**Record list**
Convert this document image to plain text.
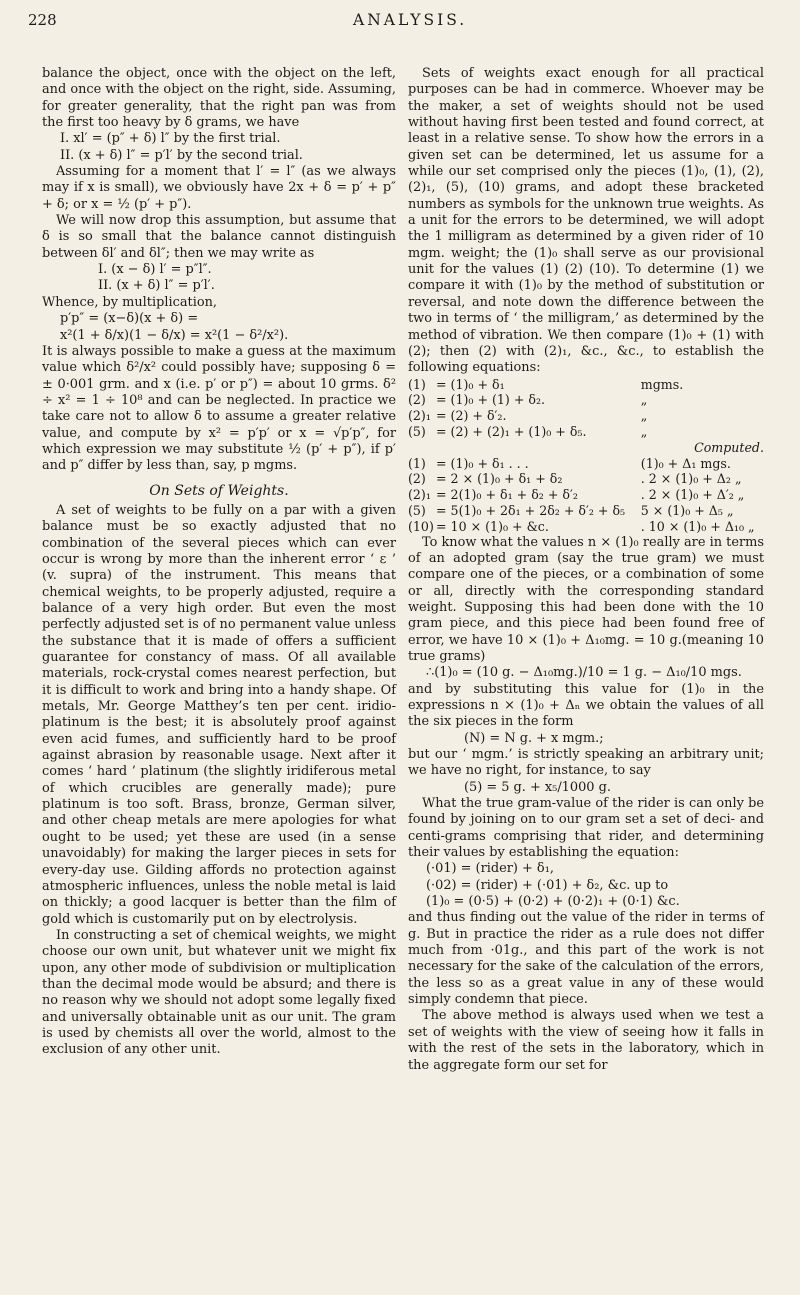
228	ANALYSIS.

balance the object, once with the object on the left, and once with the object on the right, side. Assuming, for greater generality, that the right pan was from the first too heavy by δ grams, we have

I. xl′ = (p″ + δ) l″ by the first trial.

II. (x + δ) l″ = p′l′ by the second trial.

Assuming for a moment that l′ = l″ (as we always may if x is small), we obviously have 2x + δ = p′ + p″ + δ; or x = ½ (p′ + p″).

We will now drop this assumption, but assume that δ is so small that the balance cannot distinguish between δl′ and δl″; then we may write as

I. (x − δ) l′ = p″l″.

II. (x + δ) l″ = p′l′.

Whence, by multiplication,

p′p″ = (x−δ)(x + δ) =

x²(1 + δ/x)(1 − δ/x) = x²(1 − δ²/x²).

It is always possible to make a guess at the maximum value which δ²/x² could possibly have; supposing δ = ± 0·001 grm. and x (i.e. p′ or p″) = about 10 grms. δ² ÷ x² = 1 ÷ 10⁸ and can be neglected. In practice we take care not to allow δ to assume a greater relative value, and compute by x² = p′p′ or x = √p′p″, for which expression we may substitute ½ (p′ + p″), if p′ and p″ differ by less than, say, p mgms.

On Sets of Weights.

A set of weights to be fully on a par with a given balance must be so exactly adjusted that no combination of the several pieces which can ever occur is wrong by more than the inherent error ‘ ε ’ (v. supra) of the instrument. This means that chemical weights, to be properly adjusted, require a balance of a very high order. But even the most perfectly adjusted set is of no permanent value unless the substance that it is made of offers a sufficient guarantee for constancy of mass. Of all available materials, rock-crystal comes nearest perfection, but it is difficult to work and bring into a handy shape. Of metals, Mr. George Matthey’s ten per cent. iridio-platinum is the best; it is absolutely proof against even acid fumes, and sufficiently hard to be proof against abrasion by reasonable usage. Next after it comes ‘ hard ’ platinum (the slightly iridiferous metal of which crucibles are generally made); pure platinum is too soft. Brass, bronze, German silver, and other cheap metals are mere apologies for what ought to be used; yet these are used (in a sense unavoidably) for making the larger pieces in sets for every-day use. Gilding affords no protection against atmospheric influences, unless the noble metal is laid on thickly; a good lacquer is better than the film of gold which is customarily put on by electrolysis.

In constructing a set of chemical weights, we might choose our own unit, but whatever unit we might fix upon, any other mode of subdivision or multiplication than the decimal mode would be absurd; and there is no reason why we should not adopt some legally fixed and universally obtainable unit as our unit. The gram is used by chemists all over the world, almost to the exclusion of any other unit.

Sets of weights exact enough for all practical purposes can be had in commerce. Whoever may be the maker, a set of weights should not be used without having first been tested and found correct, at least in a relative sense. To show how the errors in a given set can be determined, let us assume for a while our set comprised only the pieces (1)₀, (1), (2), (2)₁, (5), (10) grams, and adopt these bracketed numbers as symbols for the unknown true weights. As a unit for the errors to be determined, we will adopt the 1 milligram as determined by a given rider of 10 mgm. weight; the (1)₀ shall serve as our provisional unit for the values (1) (2) (10). To determine (1) we compare it with (1)₀ by the method of substitution or reversal, and note down the difference between the two in terms of ‘ the milligram,’ as determined by the method of vibration. We then compare (1)₀ + (1) with (2); then (2) with (2)₁, &c., &c., to establish the following equations:

(1)	= (1)₀ + δ₁	mgms.
(2)	= (1)₀ + (1) + δ₂.	„
(2)₁	= (2) + δ′₂.	„
(5)	= (2) + (2)₁ + (1)₀ + δ₅.	„
Computed.		
(1)	= (1)₀ + δ₁ . . .	(1)₀ + Δ₁ mgs.
(2)	= 2 × (1)₀ + δ₁ + δ₂	. 2 × (1)₀ + Δ₂ „
(2)₁	= 2(1)₀ + δ₁ + δ₂ + δ′₂	. 2 × (1)₀ + Δ′₂ „
(5)	= 5(1)₀ + 2δ₁ + 2δ₂ + δ′₂ + δ₅	5 × (1)₀ + Δ₅ „
(10)	= 10 × (1)₀ + &c.	. 10 × (1)₀ + Δ₁₀ „

To know what the values n × (1)₀ really are in terms of an adopted gram (say the true gram) we must compare one of the pieces, or a combination of some or all, directly with the corresponding standard weight. Supposing this had been done with the 10 gram piece, and this piece had been found free of error, we have 10 × (1)₀ + Δ₁₀mg. = 10 g.(meaning 10 true grams)

∴(1)₀ = (10 g. − Δ₁₀mg.)/10 = 1 g. − Δ₁₀/10 mgs.

and by substituting this value for (1)₀ in the expressions n × (1)₀ + Δₙ we obtain the values of all the six pieces in the form

(N) = N g. + x mgm.;

but our ‘ mgm.’ is strictly speaking an arbitrary unit; we have no right, for instance, to say

(5) = 5 g. + x₅/1000 g.

What the true gram-value of the rider is can only be found by joining on to our gram set a set of deci- and centi-grams comprising that rider, and determining their values by establishing the equation:

(·01) = (rider) + δ₁,

(·02) = (rider) + (·01) + δ₂, &c. up to

(1)₀ = (0·5) + (0·2) + (0·2)₁ + (0·1) &c.

and thus finding out the value of the rider in terms of g. But in practice the rider as a rule does not differ much from ·01g., and this part of the work is not necessary for the sake of the calculation of the errors, the less so as a great value in any of these would simply condemn that piece.

The above method is always used when we test a set of weights with the view of seeing how it falls in with the rest of the sets in the laboratory, which in the aggregate form our set for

**Written task**
Only lines with "greater" are wanted here; list each of them.

**Response below**
balance the object, once with the object on the left, and once with the object on the right, side. Assuming, for greater generality, that the right pan was from the first too heavy by δ grams, we have
It is always possible to make a guess at the maximum value which δ²/x² could possibly have; supposing δ = ± 0·001 grm. and x (i.e. p′ or p″) = about 10 grms. δ² ÷ x² = 1 ÷ 10⁸ and can be neglected. In practice we take care not to allow δ to assume a greater relative value, and compute by x² = p′p′ or x = √p′p″, for which expression we may substitute ½ (p′ + p″), if p′ and p″ differ by less than, say, p mgms.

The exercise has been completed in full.